# Task requirements
Output every record word for word.
+--
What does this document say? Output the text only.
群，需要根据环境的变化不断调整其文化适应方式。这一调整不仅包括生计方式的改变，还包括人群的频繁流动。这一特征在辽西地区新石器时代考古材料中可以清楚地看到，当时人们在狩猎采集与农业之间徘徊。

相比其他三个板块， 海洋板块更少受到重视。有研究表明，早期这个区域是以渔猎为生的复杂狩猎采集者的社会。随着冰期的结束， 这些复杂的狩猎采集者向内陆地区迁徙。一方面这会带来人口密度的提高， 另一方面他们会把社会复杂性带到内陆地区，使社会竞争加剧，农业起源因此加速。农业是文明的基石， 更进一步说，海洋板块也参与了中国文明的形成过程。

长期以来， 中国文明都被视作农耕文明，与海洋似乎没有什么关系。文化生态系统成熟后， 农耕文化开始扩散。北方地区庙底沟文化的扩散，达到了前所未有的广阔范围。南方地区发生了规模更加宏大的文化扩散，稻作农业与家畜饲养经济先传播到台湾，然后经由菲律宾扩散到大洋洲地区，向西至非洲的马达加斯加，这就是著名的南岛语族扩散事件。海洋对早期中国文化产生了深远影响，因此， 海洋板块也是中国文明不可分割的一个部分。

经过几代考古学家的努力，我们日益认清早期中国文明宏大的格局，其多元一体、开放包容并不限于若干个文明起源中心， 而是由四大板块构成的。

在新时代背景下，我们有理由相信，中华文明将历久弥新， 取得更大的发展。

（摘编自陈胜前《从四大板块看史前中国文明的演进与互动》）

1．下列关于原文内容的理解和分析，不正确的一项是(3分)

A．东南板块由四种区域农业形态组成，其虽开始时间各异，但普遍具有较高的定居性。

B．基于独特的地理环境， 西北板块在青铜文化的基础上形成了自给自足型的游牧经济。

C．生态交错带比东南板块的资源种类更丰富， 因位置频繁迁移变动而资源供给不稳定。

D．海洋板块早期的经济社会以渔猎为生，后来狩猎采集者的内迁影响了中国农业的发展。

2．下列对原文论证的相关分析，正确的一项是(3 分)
+--
# Worked answer
What does this document say? Output the text only.
群，需要根据环境的变化不断调整其文化适应方式。这一调整不仅包括生计方式的改变，还包括人群的频繁流动。这一特征在辽西地区新石器时代考古材料中可以清楚地看到，当时人们在狩猎采集与农业之间徘徊。

相比其他三个板块， 海洋板块更少受到重视。有研究表明，早期这个区域是以渔猎为生的复杂狩猎采集者的社会。随着冰期的结束， 这些复杂的狩猎采集者向内陆地区迁徙。一方面这会带来人口密度的提高， 另一方面他们会把社会复杂性带到内陆地区，使社会竞争加剧，农业起源因此加速。农业是文明的基石， 更进一步说，海洋板块也参与了中国文明的形成过程。

长期以来， 中国文明都被视作农耕文明，与海洋似乎没有什么关系。文化生态系统成熟后， 农耕文化开始扩散。北方地区庙底沟文化的扩散，达到了前所未有的广阔范围。南方地区发生了规模更加宏大的文化扩散，稻作农业与家畜饲养经济先传播到台湾，然后经由菲律宾扩散到大洋洲地区，向西至非洲的马达加斯加，这就是著名的南岛语族扩散事件。海洋对早期中国文化产生了深远影响，因此， 海洋板块也是中国文明不可分割的一个部分。

经过几代考古学家的努力，我们日益认清早期中国文明宏大的格局，其多元一体、开放包容并不限于若干个文明起源中心， 而是由四大板块构成的。

在新时代背景下，我们有理由相信，中华文明将历久弥新， 取得更大的发展。

（摘编自陈胜前《从四大板块看史前中国文明的演进与互动》）

1．下列关于原文内容的理解和分析，不正确的一项是(3分)

A．东南板块由四种区域农业形态组成，其虽开始时间各异，但普遍具有较高的定居性。

B．基于独特的地理环境， 西北板块在青铜文化的基础上形成了自给自足型的游牧经济。

C．生态交错带比东南板块的资源种类更丰富， 因位置频繁迁移变动而资源供给不稳定。

D．海洋板块早期的经济社会以渔猎为生，后来狩猎采集者的内迁影响了中国农业的发展。

2．下列对原文论证的相关分析，正确的一项是(3 分)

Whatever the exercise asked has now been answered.